(Collected data)
---*---

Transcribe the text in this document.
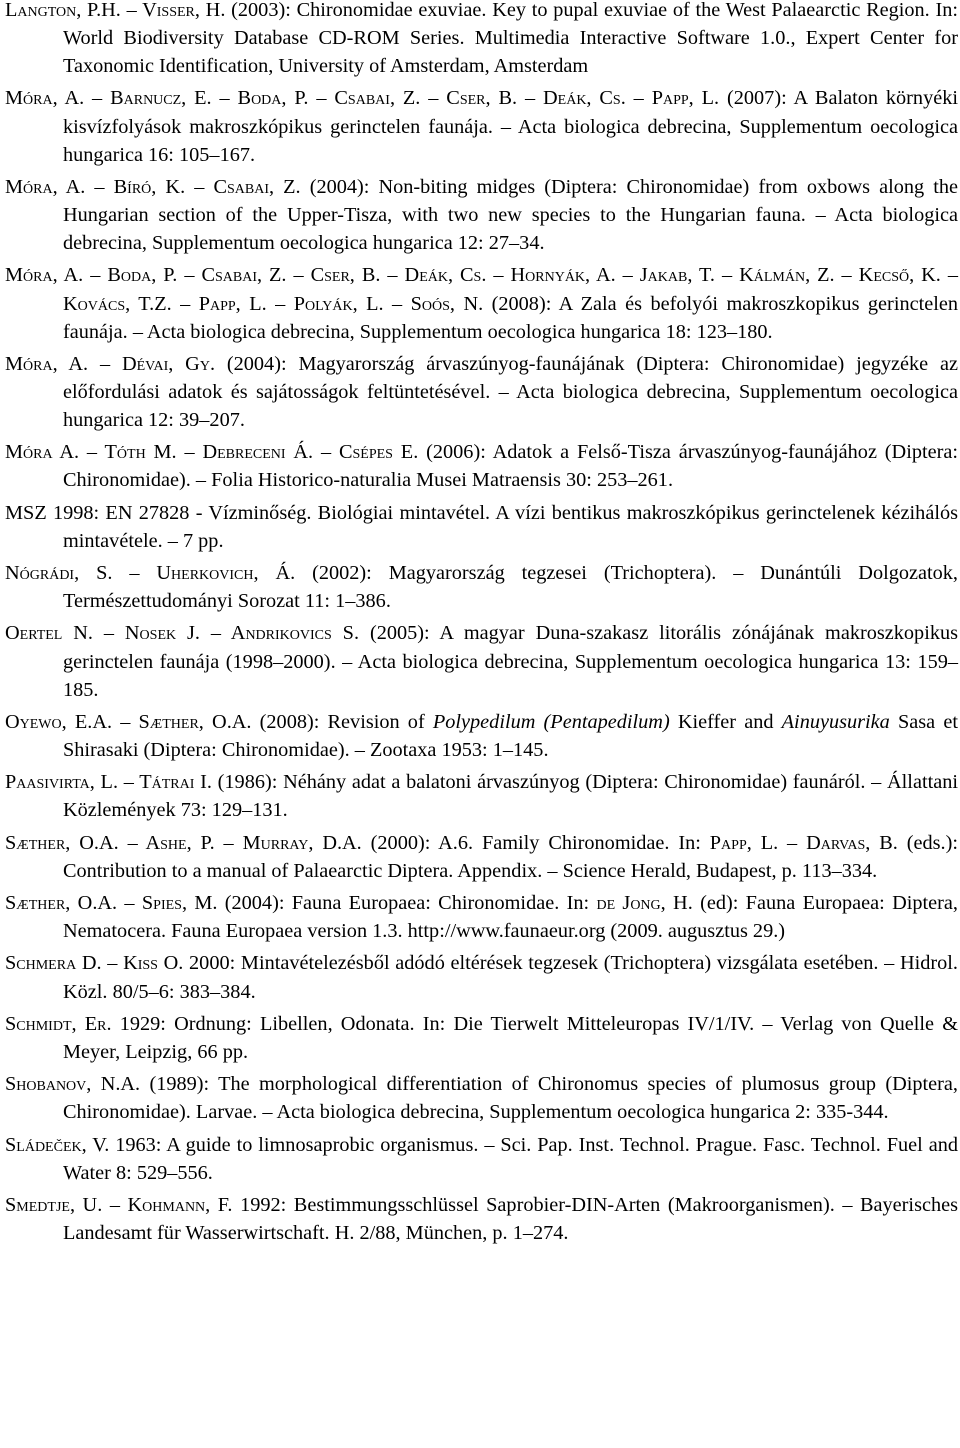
Langton, P.H. – Visser, H. (2003): Chironomidae exuviae. Key to pupal exuviae of the West Palaearctic Region. In: World Biodiversity Database CD-ROM Series. Multimedia Interactive Software 1.0., Expert Center for Taxonomic Identification, University of Amsterdam, Amsterdam

Móra, A. – Barnucz, E. – Boda, P. – Csabai, Z. – Cser, B. – Deák, Cs. – Papp, L. (2007): A Balaton környéki kisvízfolyások makroszkópikus gerinctelen faunája. – Acta biologica debrecina, Supplementum oecologica hungarica 16: 105–167.

Móra, A. – Bíró, K. – Csabai, Z. (2004): Non-biting midges (Diptera: Chironomidae) from oxbows along the Hungarian section of the Upper-Tisza, with two new species to the Hungarian fauna. – Acta biologica debrecina, Supplementum oecologica hungarica 12: 27–34.

Móra, A. – Boda, P. – Csabai, Z. – Cser, B. – Deák, Cs. – Hornyák, A. – Jakab, T. – Kálmán, Z. – Kecső, K. – Kovács, T.Z. – Papp, L. – Polyák, L. – Soós, N. (2008): A Zala és befolyói makroszkopikus gerinctelen faunája. – Acta biologica debrecina, Supplementum oecologica hungarica 18: 123–180.

Móra, A. – Dévai, Gy. (2004): Magyarország árvaszúnyog-faunájának (Diptera: Chironomidae) jegyzéke az előfordulási adatok és sajátosságok feltüntetésével. – Acta biologica debrecina, Supplementum oecologica hungarica 12: 39–207.

Móra A. – Tóth M. – Debreceni Á. – Csépes E. (2006): Adatok a Felső-Tisza árvaszúnyog-faunájához (Diptera: Chironomidae). – Folia Historico-naturalia Musei Matraensis 30: 253–261.

MSZ 1998: EN 27828 - Vízminőség. Biológiai mintavétel. A vízi bentikus makroszkópikus gerinctelenek kézihálós mintavétele. – 7 pp.

Nógrádi, S. – Uherkovich, Á. (2002): Magyarország tegzesei (Trichoptera). – Dunántúli Dolgozatok, Természettudományi Sorozat 11: 1–386.

Oertel N. – Nosek J. – Andrikovics S. (2005): A magyar Duna-szakasz litorális zónájának makroszkopikus gerinctelen faunája (1998–2000). – Acta biologica debrecina, Supplementum oecologica hungarica 13: 159–185.

Oyewo, E.A. – Sæther, O.A. (2008): Revision of Polypedilum (Pentapedilum) Kieffer and Ainuyusurika Sasa et Shirasaki (Diptera: Chironomidae). – Zootaxa 1953: 1–145.

Paasivirta, L. – Tátrai I. (1986): Néhány adat a balatoni árvaszúnyog (Diptera: Chironomidae) faunáról. – Állattani Közlemények 73: 129–131.

Sæther, O.A. – Ashe, P. – Murray, D.A. (2000): A.6. Family Chironomidae. In: Papp, L. – Darvas, B. (eds.): Contribution to a manual of Palaearctic Diptera. Appendix. – Science Herald, Budapest, p. 113–334.

Sæther, O.A. – Spies, M. (2004): Fauna Europaea: Chironomidae. In: de Jong, H. (ed): Fauna Europaea: Diptera, Nematocera. Fauna Europaea version 1.3. http://www.faunaeur.org (2009. augusztus 29.)

Schmera D. – Kiss O. 2000: Mintavételezésből adódó eltérések tegzesek (Trichoptera) vizsgálata esetében. – Hidrol. Közl. 80/5–6: 383–384.

Schmidt, Er. 1929: Ordnung: Libellen, Odonata. In: Die Tierwelt Mitteleuropas IV/1/IV. – Verlag von Quelle & Meyer, Leipzig, 66 pp.

Shobanov, N.A. (1989): The morphological differentiation of Chironomus species of plumosus group (Diptera, Chironomidae). Larvae. – Acta biologica debrecina, Supplementum oecologica hungarica 2: 335-344.

Sládeček, V. 1963: A guide to limnosaprobic organismus. – Sci. Pap. Inst. Technol. Prague. Fasc. Technol. Fuel and Water 8: 529–556.

Smedtje, U. – Kohmann, F. 1992: Bestimmungsschlüssel Saprobier-DIN-Arten (Makroorganismen). – Bayerisches Landesamt für Wasserwirtschaft. H. 2/88, München, p. 1–274.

---*---

[Task description]:
Take the entries shown above and quote them verbatim, passing over the pictures.

[Result below]:
Transcribe the text in this document.
Langton, P.H. – Visser, H. (2003): Chironomidae exuviae. Key to pupal exuviae of the West Palaearctic Region. In: World Biodiversity Database CD-ROM Series. Multimedia Interactive Software 1.0., Expert Center for Taxonomic Identification, University of Amsterdam, Amsterdam

Móra, A. – Barnucz, E. – Boda, P. – Csabai, Z. – Cser, B. – Deák, Cs. – Papp, L. (2007): A Balaton környéki kisvízfolyások makroszkópikus gerinctelen faunája. – Acta biologica debrecina, Supplementum oecologica hungarica 16: 105–167.

Móra, A. – Bíró, K. – Csabai, Z. (2004): Non-biting midges (Diptera: Chironomidae) from oxbows along the Hungarian section of the Upper-Tisza, with two new species to the Hungarian fauna. – Acta biologica debrecina, Supplementum oecologica hungarica 12: 27–34.

Móra, A. – Boda, P. – Csabai, Z. – Cser, B. – Deák, Cs. – Hornyák, A. – Jakab, T. – Kálmán, Z. – Kecső, K. – Kovács, T.Z. – Papp, L. – Polyák, L. – Soós, N. (2008): A Zala és befolyói makroszkopikus gerinctelen faunája. – Acta biologica debrecina, Supplementum oecologica hungarica 18: 123–180.

Móra, A. – Dévai, Gy. (2004): Magyarország árvaszúnyog-faunájának (Diptera: Chironomidae) jegyzéke az előfordulási adatok és sajátosságok feltüntetésével. – Acta biologica debrecina, Supplementum oecologica hungarica 12: 39–207.

Móra A. – Tóth M. – Debreceni Á. – Csépes E. (2006): Adatok a Felső-Tisza árvaszúnyog-faunájához (Diptera: Chironomidae). – Folia Historico-naturalia Musei Matraensis 30: 253–261.

MSZ 1998: EN 27828 - Vízminőség. Biológiai mintavétel. A vízi bentikus makroszkópikus gerinctelenek kézihálós mintavétele. – 7 pp.

Nógrádi, S. – Uherkovich, Á. (2002): Magyarország tegzesei (Trichoptera). – Dunántúli Dolgozatok, Természettudományi Sorozat 11: 1–386.

Oertel N. – Nosek J. – Andrikovics S. (2005): A magyar Duna-szakasz litorális zónájának makroszkopikus gerinctelen faunája (1998–2000). – Acta biologica debrecina, Supplementum oecologica hungarica 13: 159–185.

Oyewo, E.A. – Sæther, O.A. (2008): Revision of Polypedilum (Pentapedilum) Kieffer and Ainuyusurika Sasa et Shirasaki (Diptera: Chironomidae). – Zootaxa 1953: 1–145.

Paasivirta, L. – Tátrai I. (1986): Néhány adat a balatoni árvaszúnyog (Diptera: Chironomidae) faunáról. – Állattani Közlemények 73: 129–131.

Sæther, O.A. – Ashe, P. – Murray, D.A. (2000): A.6. Family Chironomidae. In: Papp, L. – Darvas, B. (eds.): Contribution to a manual of Palaearctic Diptera. Appendix. – Science Herald, Budapest, p. 113–334.

Sæther, O.A. – Spies, M. (2004): Fauna Europaea: Chironomidae. In: de Jong, H. (ed): Fauna Europaea: Diptera, Nematocera. Fauna Europaea version 1.3. http://www.faunaeur.org (2009. augusztus 29.)

Schmera D. – Kiss O. 2000: Mintavételezésből adódó eltérések tegzesek (Trichoptera) vizsgálata esetében. – Hidrol. Közl. 80/5–6: 383–384.

Schmidt, Er. 1929: Ordnung: Libellen, Odonata. In: Die Tierwelt Mitteleuropas IV/1/IV. – Verlag von Quelle & Meyer, Leipzig, 66 pp.

Shobanov, N.A. (1989): The morphological differentiation of Chironomus species of plumosus group (Diptera, Chironomidae). Larvae. – Acta biologica debrecina, Supplementum oecologica hungarica 2: 335-344.

Sládeček, V. 1963: A guide to limnosaprobic organismus. – Sci. Pap. Inst. Technol. Prague. Fasc. Technol. Fuel and Water 8: 529–556.

Smedtje, U. – Kohmann, F. 1992: Bestimmungsschlüssel Saprobier-DIN-Arten (Makroorganismen). – Bayerisches Landesamt für Wasserwirtschaft. H. 2/88, München, p. 1–274.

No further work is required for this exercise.